MATERIAL SHOWN —
----------
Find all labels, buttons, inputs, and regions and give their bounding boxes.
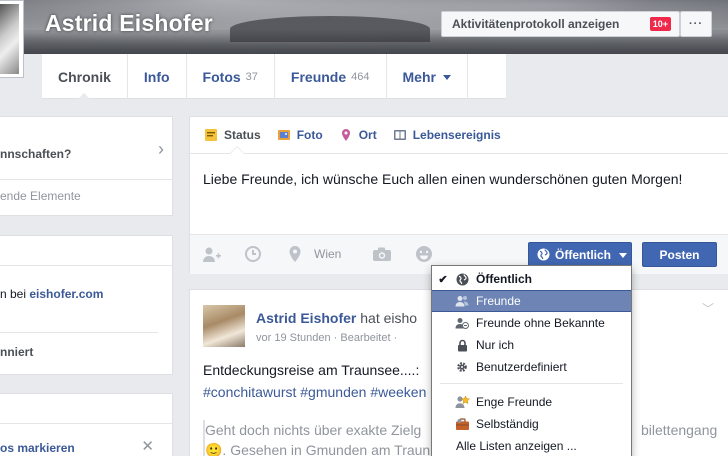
- tab-timeline-label: Chronik: [58, 68, 111, 85]
- lock-icon: [454, 337, 470, 353]
- globe-icon: [537, 248, 550, 261]
- location-pin-icon: [339, 128, 353, 142]
- privacy-selector-button[interactable]: Öffentlich: [528, 242, 632, 267]
- friends-except-icon: [454, 315, 470, 331]
- profile-name[interactable]: Astrid Eishofer: [45, 10, 213, 37]
- privacy-option-label: Nur ich: [476, 338, 515, 352]
- composer-tab-place[interactable]: Ort: [339, 128, 377, 142]
- briefcase-icon: [454, 416, 470, 432]
- privacy-option-public[interactable]: ✔ Öffentlich: [432, 268, 631, 290]
- tab-info[interactable]: Info: [128, 54, 187, 99]
- globe-icon: [454, 271, 470, 287]
- composer-tab-life-event-label: Lebensereignis: [412, 128, 501, 142]
- tab-friends[interactable]: Freunde 464: [275, 54, 387, 99]
- privacy-option-label: Enge Freunde: [476, 395, 553, 409]
- tab-photos-count: 37: [245, 70, 258, 83]
- post-quote-tail: bilettengang: [641, 422, 718, 438]
- post-button[interactable]: Posten: [642, 242, 717, 267]
- tab-friends-label: Freunde: [290, 68, 347, 85]
- chevron-down-icon: [619, 252, 627, 262]
- life-event-icon: [393, 128, 407, 142]
- divider: [0, 332, 158, 333]
- divider: [0, 179, 172, 180]
- left-card-header: [0, 394, 172, 424]
- post-author-avatar[interactable]: [203, 305, 245, 347]
- about-prefix: n bei: [0, 287, 30, 301]
- post-action: hat eisho: [356, 310, 418, 326]
- chevron-right-icon[interactable]: ›: [158, 139, 164, 160]
- privacy-option-friends[interactable]: Freunde: [432, 290, 631, 312]
- profile-nav: Chronik Info Fotos 37 Freunde 464 Mehr: [42, 54, 506, 100]
- privacy-option-custom[interactable]: Benutzerdefiniert: [432, 356, 631, 378]
- profile-picture-image: [0, 4, 19, 74]
- left-card-about: n bei eishofer.com nniert: [0, 235, 173, 375]
- tab-more[interactable]: Mehr: [387, 54, 468, 99]
- composer-tab-photo-label: Foto: [296, 128, 323, 142]
- chevron-down-icon[interactable]: ﹀: [702, 300, 714, 317]
- tab-photos-label: Fotos: [202, 68, 241, 85]
- post-composer: Status Foto Ort Lebensereignis Liebe Fre…: [189, 116, 728, 274]
- privacy-option-only-me[interactable]: Nur ich: [432, 334, 631, 356]
- privacy-menu: ✔ Öffentlich Freunde Freunde ohne Bekann…: [431, 265, 632, 456]
- composer-tab-life-event[interactable]: Lebensereignis: [393, 128, 501, 142]
- emoji-icon[interactable]: [414, 244, 434, 264]
- left-card-question: nnschaften? › ende Elemente: [0, 116, 173, 216]
- left-card-about-line2[interactable]: nniert: [0, 345, 33, 359]
- left-card-photos: os markieren ✕: [0, 393, 173, 456]
- tab-timeline[interactable]: Chronik: [42, 54, 128, 100]
- tab-info-label: Info: [143, 68, 170, 85]
- tab-more-label: Mehr: [402, 68, 436, 85]
- post-text: Entdeckungsreise am Traunsee....:: [203, 362, 420, 378]
- activity-badge: 10+: [649, 17, 671, 31]
- tag-photos-link[interactable]: os markieren: [0, 441, 75, 455]
- clock-icon[interactable]: [243, 244, 263, 264]
- composer-tab-place-label: Ort: [358, 128, 377, 142]
- tag-friends-icon[interactable]: [202, 244, 222, 264]
- more-options-button[interactable]: ···: [680, 11, 712, 37]
- tab-photos[interactable]: Fotos 37: [187, 54, 275, 99]
- privacy-option-self-employed[interactable]: Selbständig: [432, 413, 631, 435]
- privacy-option-label: Freunde: [476, 294, 521, 308]
- location-value[interactable]: Wien: [314, 247, 341, 261]
- left-card-sub[interactable]: ende Elemente: [0, 189, 81, 203]
- activity-log-button[interactable]: Aktivitätenprotokoll anzeigen 10+: [441, 11, 680, 37]
- status-icon: [204, 128, 218, 142]
- post-author-line: Astrid Eishofer hat eisho: [256, 310, 417, 326]
- post-hashtags[interactable]: #conchitawurst #gmunden #weeken: [203, 384, 426, 400]
- left-card-header: [0, 236, 172, 266]
- star-friends-icon: [454, 394, 470, 410]
- post-quote-text: Geht doch nichts über exakte Zielg: [205, 422, 422, 438]
- privacy-option-close-friends[interactable]: Enge Freunde: [432, 391, 631, 413]
- privacy-option-label: Alle Listen anzeigen ...: [456, 439, 577, 453]
- friends-icon: [454, 293, 470, 309]
- post-meta: vor 19 Stunden · Bearbeitet ·: [256, 332, 398, 344]
- close-icon[interactable]: ✕: [141, 437, 154, 455]
- tab-friends-count: 464: [351, 70, 370, 83]
- camera-icon[interactable]: [372, 244, 392, 264]
- chevron-down-icon: [442, 74, 451, 84]
- privacy-option-label: Freunde ohne Bekannte: [476, 316, 605, 330]
- tab-pointer: [230, 140, 244, 154]
- privacy-option-label: Selbständig: [476, 417, 539, 431]
- privacy-option-friends-except-acquaintances[interactable]: Freunde ohne Bekannte: [432, 312, 631, 334]
- check-icon: ✔: [438, 273, 448, 286]
- left-card-question-text[interactable]: nnschaften?: [0, 147, 71, 161]
- activity-log-label: Aktivitätenprotokoll anzeigen: [452, 17, 620, 31]
- composer-text-input[interactable]: Liebe Freunde, ich wünsche Euch allen ei…: [203, 171, 682, 187]
- privacy-selector-label: Öffentlich: [555, 247, 611, 262]
- photo-icon: [277, 128, 291, 142]
- privacy-option-label: Öffentlich: [476, 272, 532, 286]
- privacy-option-all-lists[interactable]: Alle Listen anzeigen ...: [432, 435, 631, 456]
- about-link[interactable]: eishofer.com: [29, 287, 103, 301]
- gear-icon: [454, 359, 470, 375]
- post-author-name[interactable]: Astrid Eishofer: [256, 310, 356, 326]
- privacy-option-label: Benutzerdefiniert: [476, 360, 567, 374]
- left-card-about-line: n bei eishofer.com: [0, 287, 103, 301]
- composer-tabs: Status Foto Ort Lebensereignis: [190, 117, 728, 154]
- menu-divider: [440, 383, 623, 384]
- profile-picture[interactable]: [0, 0, 24, 78]
- location-icon[interactable]: [285, 244, 305, 264]
- composer-tab-photo[interactable]: Foto: [277, 128, 323, 142]
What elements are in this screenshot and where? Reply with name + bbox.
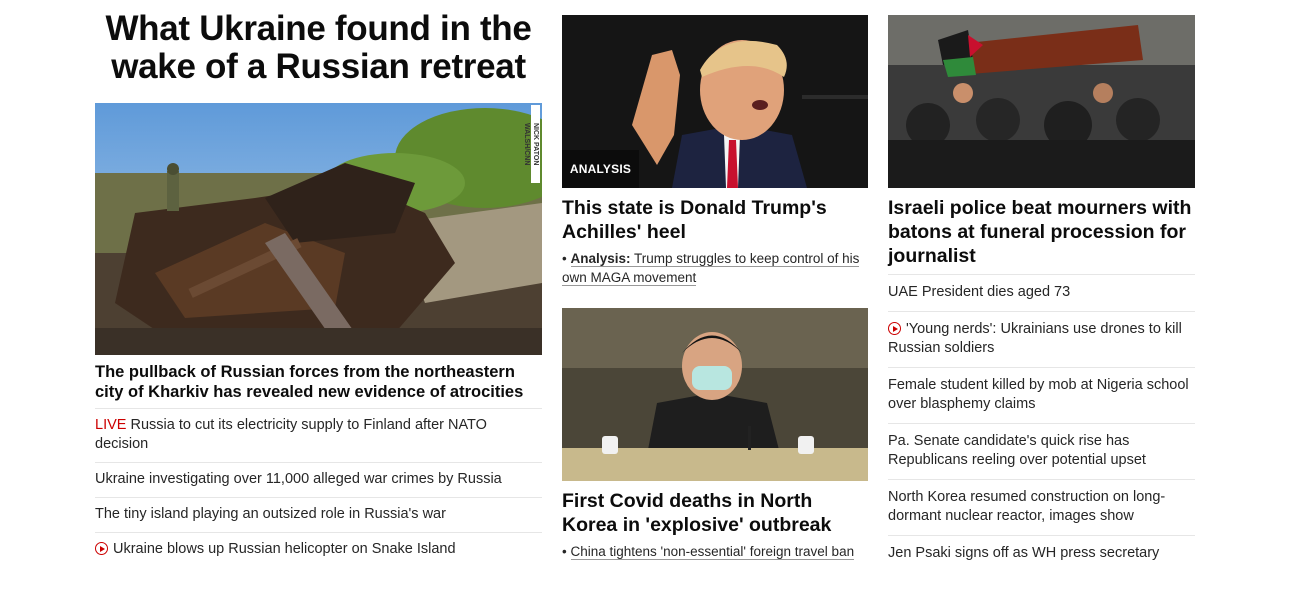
----------
WHAT YOU HAVE TO DO — Put all the rows above into a Markdown table with the columns No. and Line, numbering each row and leaving out blank lines. Don't include the pictures.

EXERCISE RESPONSE —
| No. | Line |
|---|---|
| 1 | Find all labels, buttons, inputs, and regions and give their bounding boxes. |
| 2 | - tab-timeline-label: Chronik: [58, 68, 111, 85] |
| 3 | - lock-icon: [454, 337, 470, 353] |
| 4 | - globe-icon: [537, 248, 550, 261] |
| 5 | - location-pin-icon: [339, 128, 353, 142] |
| 6 | - privacy-selector-button[interactable]: Öffentlich: [528, 242, 632, 267] |
| 7 | - friends-except-icon: [454, 315, 470, 331] |
| 8 | - profile-name[interactable]: Astrid Eishofer: [45, 10, 213, 37] |
| 9 | - privacy-option-label: Nur ich: [476, 338, 515, 352] |
| 10 | - composer-tab-place[interactable]: Ort: [339, 128, 377, 142] |
| 11 | - briefcase-icon: [454, 416, 470, 432] |
| 12 | - privacy-option-public[interactable]: ✔ Öffentlich: [432, 268, 631, 290] |
| 13 | - tab-info[interactable]: Info: [128, 54, 187, 99] |
| 14 | - globe-icon: [454, 271, 470, 287] |
| 15 | - composer-tab-life-event-label: Lebensereignis: [412, 128, 501, 142] |
| 16 | - tab-friends[interactable]: Freunde 464: [275, 54, 387, 99] |
| 17 | - privacy-option-label: Enge Freunde: [476, 395, 553, 409] |
| 18 | - tab-photos-count: 37: [245, 70, 258, 83] |
| 19 | - post-quote-tail: bilettengang: [641, 422, 718, 438] |
| 20 | - post-button[interactable]: Posten: [642, 242, 717, 267] |
| 21 | - tab-friends-label: Freunde: [290, 68, 347, 85] |
| 22 | - chevron-down-icon: [619, 252, 627, 262] |
| 23 | - life-event-icon: [393, 128, 407, 142] |
| 24 | - divider: [0, 332, 158, 333] |
| 25 | - divider: [0, 179, 172, 180] |
| 26 | - left-card-header: [0, 394, 172, 424] |
| 27 | - post-author-avatar[interactable]: [203, 305, 245, 347] |
| 28 | - about-prefix: n bei: [0, 287, 30, 301] |
| 29 | - post-action: hat eisho: [356, 310, 418, 326] |
| 30 | - chevron-right-icon[interactable]: ›: [158, 139, 164, 160] |
| 31 | - privacy-option-friends[interactable]: Freunde: [432, 290, 631, 312] |
| 32 | - profile-nav: Chronik Info Fotos 37 Freunde 464 Mehr: [42, 54, 506, 100] |
| 33 | - privacy-option-custom[interactable]: Benutzerdefiniert: [432, 356, 631, 378] |
| 34 | - profile-picture-image: [0, 4, 19, 74] |
| 35 | - left-card-about: n bei eishofer.com nniert: [0, 235, 173, 375] |
| 36 | - tab-more[interactable]: Mehr: [387, 54, 468, 99] |
| 37 | - composer-tab-photo-label: Foto: [296, 128, 323, 142] |
| 38 | - chevron-down-icon[interactable]: ﹀: [702, 300, 714, 317] |
| 39 | - tab-photos-label: Fotos: [202, 68, 241, 85] |
| 40 | - post-composer: Status Foto Ort Lebensereignis Liebe Fre…: [189, 116, 728, 274] |
| 41 | - privacy-option-only-me[interactable]: Nur ich: [432, 334, 631, 356] |
| 42 | - privacy-menu: ✔ Öffentlich Freunde Freunde ohne Bekann…: [431, 265, 632, 456] |
| 43 | - composer-tab-life-event[interactable]: Lebensereignis: [393, 128, 501, 142] |
| 44 | - emoji-icon[interactable]: [414, 244, 434, 264] |
| 45 | - left-card-question: nnschaften? › ende Elemente: [0, 116, 173, 216] |
| 46 | - left-card-about-line2[interactable]: nniert: [0, 345, 33, 359] |
| 47 | - left-card-photos: os markieren ✕: [0, 393, 173, 456] |
| 48 | - tab-timeline[interactable]: Chronik: [42, 54, 128, 100] |
| 49 | - tab-info-label: Info: [143, 68, 170, 85] |
| 50 | - tab-more-label: Mehr: [402, 68, 436, 85] |
| 51 | - post-text: Entdeckungsreise am Traunsee....:: [203, 362, 420, 378] |
| 52 | - activity-badge: 10+: [649, 17, 671, 31] |
| 53 | - tag-photos-link[interactable]: os markieren: [0, 441, 75, 455] |
| 54 | - clock-icon[interactable]: [243, 244, 263, 264] |
| 55 | - composer-tab-place-label: Ort: [358, 128, 377, 142] |
| 56 | - tag-friends-icon[interactable]: [202, 244, 222, 264] |
| 57 | - more-options-button[interactable]: ···: [680, 11, 712, 37] |
| 58 | - tab-photos[interactable]: Fotos 37: [187, 54, 275, 99] |
| 59 | - privacy-option-self-employed[interactable]: Selbständig: [432, 413, 631, 435] |
| 60 | - privacy-option-label: Freunde: [476, 294, 521, 308] |
| 61 | - location-value[interactable]: Wien: [314, 247, 341, 261] |
| 62 | - left-card-sub[interactable]: ende Elemente: [0, 189, 81, 203] |
| 63 | - activity-log-button[interactable]: Aktivitätenprotokoll anzeigen 10+: [441, 11, 680, 37] |
| 64 | - status-icon: [204, 128, 218, 142] |
| 65 | - post-author-line: Astrid Eishofer hat eisho: [256, 310, 417, 326] |
| 66 | - post-hashtags[interactable]: #conchitawurst #gmunden #weeken: [203, 384, 426, 400] |
| 67 | - left-card-header: [0, 236, 172, 266] |
| 68 | - star-friends-icon: [454, 394, 470, 410] |
| 69 | - post-quote-text: Geht doch nichts über exakte Zielg: [205, 422, 422, 438] |
| 70 | - privacy-option-close-friends[interactable]: Enge Freunde: [432, 391, 631, 413] |
| 71 | - privacy-option-label: Alle Listen anzeigen ...: [456, 439, 577, 453] |
| 72 | - friends-icon: [454, 293, 470, 309] |
| 73 | - post-meta: vor 19 Stunden · Bearbeitet ·: [256, 332, 398, 344] |
| 74 | - close-icon[interactable]: ✕: [141, 437, 154, 455] |
| 75 | - tab-friends-count: 464: [351, 70, 370, 83] |
| 76 | - camera-icon[interactable]: [372, 244, 392, 264] |
| 77 | - chevron-down-icon: [442, 74, 451, 84] |
| 78 | - privacy-option-label: Freunde ohne Bekannte: [476, 316, 605, 330] |
| 79 | - tab-pointer: [230, 140, 244, 154] |
| 80 | - privacy-option-label: Selbständig: [476, 417, 539, 431] |
| 81 | - privacy-option-friends-except-acquaintances[interactable]: Freunde ohne Bekannte: [432, 312, 631, 334] |
| 82 | - check-icon: ✔: [438, 273, 448, 286] |
| 83 | - left-card-question-text[interactable]: nnschaften?: [0, 147, 71, 161] |
| 84 | - activity-log-label: Aktivitätenprotokoll anzeigen: [452, 17, 620, 31] |
| 85 | - composer-text-input[interactable]: Liebe Freunde, ich wünsche Euch allen ei…: [203, 171, 682, 187] |
| 86 | - privacy-selector-label: Öffentlich: [555, 247, 611, 262] |
| 87 | - photo-icon: [277, 128, 291, 142] |
| 88 | - privacy-option-label: Öffentlich: [476, 272, 532, 286] |
| 89 | - privacy-option-all-lists[interactable]: Alle Listen anzeigen ...: [432, 435, 631, 456] |
| 90 | - about-link[interactable]: eishofer.com: [29, 287, 103, 301] |
| 91 | - gear-icon: [454, 359, 470, 375] |
| 92 | - post-author-name[interactable]: Astrid Eishofer: [256, 310, 356, 326] |
| 93 | - privacy-option-label: Benutzerdefiniert: [476, 360, 567, 374] |
| 94 | - left-card-about-line: n bei eishofer.com: [0, 287, 103, 301] |
| 95 | - composer-tabs: Status Foto Ort Lebensereignis: [190, 117, 728, 154] |
| 96 | - menu-divider: [440, 383, 623, 384] |
| 97 | - profile-picture[interactable]: [0, 0, 24, 78] |
| 98 | - location-icon[interactable]: [285, 244, 305, 264] |
| 99 | - composer-tab-photo[interactable]: Foto: [277, 128, 323, 142] |
| 100 | What elements are in this screenshot and where? Reply with name + bbox. |